Set exercise: Note how many lines in the entries contain the string "napětí", then give that number and nothing else.

:: Data shown ::

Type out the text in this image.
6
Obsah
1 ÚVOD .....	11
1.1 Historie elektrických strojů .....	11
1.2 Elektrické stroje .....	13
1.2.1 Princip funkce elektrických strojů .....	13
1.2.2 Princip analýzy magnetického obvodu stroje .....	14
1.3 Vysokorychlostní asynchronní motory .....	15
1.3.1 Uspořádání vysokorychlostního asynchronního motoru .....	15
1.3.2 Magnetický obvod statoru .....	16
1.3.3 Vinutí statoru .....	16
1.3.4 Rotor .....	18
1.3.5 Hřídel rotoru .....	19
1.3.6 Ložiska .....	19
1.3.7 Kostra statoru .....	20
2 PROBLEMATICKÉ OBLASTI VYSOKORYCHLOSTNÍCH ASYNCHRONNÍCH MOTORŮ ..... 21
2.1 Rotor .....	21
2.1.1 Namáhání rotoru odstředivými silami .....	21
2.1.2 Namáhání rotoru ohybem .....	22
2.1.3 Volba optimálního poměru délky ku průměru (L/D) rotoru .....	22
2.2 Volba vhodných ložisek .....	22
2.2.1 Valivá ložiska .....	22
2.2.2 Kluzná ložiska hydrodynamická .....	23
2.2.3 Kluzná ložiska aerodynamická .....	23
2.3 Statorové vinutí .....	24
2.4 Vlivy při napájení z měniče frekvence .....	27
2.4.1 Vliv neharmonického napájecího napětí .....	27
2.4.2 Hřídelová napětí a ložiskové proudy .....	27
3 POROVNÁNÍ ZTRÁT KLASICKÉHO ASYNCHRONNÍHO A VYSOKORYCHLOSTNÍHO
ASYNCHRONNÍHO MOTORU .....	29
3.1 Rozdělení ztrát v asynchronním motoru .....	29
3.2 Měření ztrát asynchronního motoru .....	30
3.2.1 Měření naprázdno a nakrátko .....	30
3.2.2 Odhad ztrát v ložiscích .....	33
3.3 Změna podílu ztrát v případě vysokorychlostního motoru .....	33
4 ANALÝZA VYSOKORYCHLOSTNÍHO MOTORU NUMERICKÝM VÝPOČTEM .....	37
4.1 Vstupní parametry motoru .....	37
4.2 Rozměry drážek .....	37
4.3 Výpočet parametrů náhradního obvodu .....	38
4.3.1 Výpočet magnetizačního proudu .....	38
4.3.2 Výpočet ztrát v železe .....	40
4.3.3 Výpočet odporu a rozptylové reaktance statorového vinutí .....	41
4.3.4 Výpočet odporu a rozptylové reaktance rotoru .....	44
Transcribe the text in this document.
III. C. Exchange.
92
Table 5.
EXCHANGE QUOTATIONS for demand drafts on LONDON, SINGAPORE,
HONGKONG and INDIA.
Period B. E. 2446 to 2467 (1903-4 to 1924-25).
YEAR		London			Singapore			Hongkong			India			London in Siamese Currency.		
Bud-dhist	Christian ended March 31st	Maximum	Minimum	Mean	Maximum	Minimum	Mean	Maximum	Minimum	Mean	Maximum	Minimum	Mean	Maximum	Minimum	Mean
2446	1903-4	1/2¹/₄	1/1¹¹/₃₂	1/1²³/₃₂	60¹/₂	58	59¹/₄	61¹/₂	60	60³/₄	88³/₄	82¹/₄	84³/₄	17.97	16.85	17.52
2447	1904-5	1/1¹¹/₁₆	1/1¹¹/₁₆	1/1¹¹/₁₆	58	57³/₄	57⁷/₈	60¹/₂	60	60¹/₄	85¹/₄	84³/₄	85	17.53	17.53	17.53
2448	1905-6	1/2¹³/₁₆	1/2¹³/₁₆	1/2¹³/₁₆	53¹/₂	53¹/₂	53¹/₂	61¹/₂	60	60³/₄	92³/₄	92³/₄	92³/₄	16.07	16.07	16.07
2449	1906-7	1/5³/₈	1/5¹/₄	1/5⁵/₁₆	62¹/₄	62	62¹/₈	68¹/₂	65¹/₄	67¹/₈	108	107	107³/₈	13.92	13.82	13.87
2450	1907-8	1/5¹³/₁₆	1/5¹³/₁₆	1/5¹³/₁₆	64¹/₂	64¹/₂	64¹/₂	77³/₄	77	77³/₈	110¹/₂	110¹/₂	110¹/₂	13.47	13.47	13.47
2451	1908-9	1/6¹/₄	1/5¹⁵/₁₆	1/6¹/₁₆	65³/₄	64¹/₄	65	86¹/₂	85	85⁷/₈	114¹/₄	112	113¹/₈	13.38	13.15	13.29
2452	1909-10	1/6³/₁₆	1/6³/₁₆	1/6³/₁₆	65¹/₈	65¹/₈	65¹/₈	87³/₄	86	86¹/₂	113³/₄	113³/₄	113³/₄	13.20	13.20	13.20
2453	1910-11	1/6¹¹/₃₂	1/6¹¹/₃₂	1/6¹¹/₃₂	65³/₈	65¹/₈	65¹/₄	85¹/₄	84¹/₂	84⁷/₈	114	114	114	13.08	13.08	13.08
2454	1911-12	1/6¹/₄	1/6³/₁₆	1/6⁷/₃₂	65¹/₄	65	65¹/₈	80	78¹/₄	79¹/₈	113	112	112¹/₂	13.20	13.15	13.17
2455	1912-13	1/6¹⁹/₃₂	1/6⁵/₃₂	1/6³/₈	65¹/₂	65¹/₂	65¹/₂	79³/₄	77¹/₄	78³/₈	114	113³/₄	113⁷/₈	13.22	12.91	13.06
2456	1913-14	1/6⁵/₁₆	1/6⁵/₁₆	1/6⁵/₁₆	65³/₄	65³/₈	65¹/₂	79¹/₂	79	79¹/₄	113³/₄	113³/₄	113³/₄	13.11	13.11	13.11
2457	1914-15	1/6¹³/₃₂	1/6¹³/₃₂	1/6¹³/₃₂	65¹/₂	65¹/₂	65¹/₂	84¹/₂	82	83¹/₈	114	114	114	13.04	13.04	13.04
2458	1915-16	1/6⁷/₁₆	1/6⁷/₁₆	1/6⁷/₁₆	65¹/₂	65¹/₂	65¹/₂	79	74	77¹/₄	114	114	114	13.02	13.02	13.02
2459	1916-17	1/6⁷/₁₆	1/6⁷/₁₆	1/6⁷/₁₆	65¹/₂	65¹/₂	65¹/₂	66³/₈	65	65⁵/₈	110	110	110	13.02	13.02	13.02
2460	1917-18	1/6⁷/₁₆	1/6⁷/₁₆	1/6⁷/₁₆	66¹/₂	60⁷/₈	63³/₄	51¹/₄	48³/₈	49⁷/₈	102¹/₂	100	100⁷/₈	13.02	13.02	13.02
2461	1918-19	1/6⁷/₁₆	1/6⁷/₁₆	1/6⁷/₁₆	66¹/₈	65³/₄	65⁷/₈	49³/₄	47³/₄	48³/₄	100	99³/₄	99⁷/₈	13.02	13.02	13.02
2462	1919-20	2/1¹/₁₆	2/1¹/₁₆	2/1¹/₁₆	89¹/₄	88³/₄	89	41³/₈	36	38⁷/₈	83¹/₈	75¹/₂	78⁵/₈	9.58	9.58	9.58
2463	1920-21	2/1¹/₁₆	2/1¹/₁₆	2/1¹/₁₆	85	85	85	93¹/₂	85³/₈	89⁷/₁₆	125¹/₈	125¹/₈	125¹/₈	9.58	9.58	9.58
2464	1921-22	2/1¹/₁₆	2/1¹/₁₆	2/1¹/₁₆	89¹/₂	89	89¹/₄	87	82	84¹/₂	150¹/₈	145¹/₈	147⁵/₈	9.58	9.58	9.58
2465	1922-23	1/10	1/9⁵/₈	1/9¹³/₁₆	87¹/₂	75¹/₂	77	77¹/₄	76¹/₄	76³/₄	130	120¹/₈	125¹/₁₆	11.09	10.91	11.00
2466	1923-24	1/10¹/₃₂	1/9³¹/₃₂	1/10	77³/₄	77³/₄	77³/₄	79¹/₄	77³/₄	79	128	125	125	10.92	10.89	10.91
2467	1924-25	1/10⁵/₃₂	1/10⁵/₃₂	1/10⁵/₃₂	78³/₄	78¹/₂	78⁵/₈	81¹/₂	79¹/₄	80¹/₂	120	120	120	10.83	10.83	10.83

:::

Output of the task: 2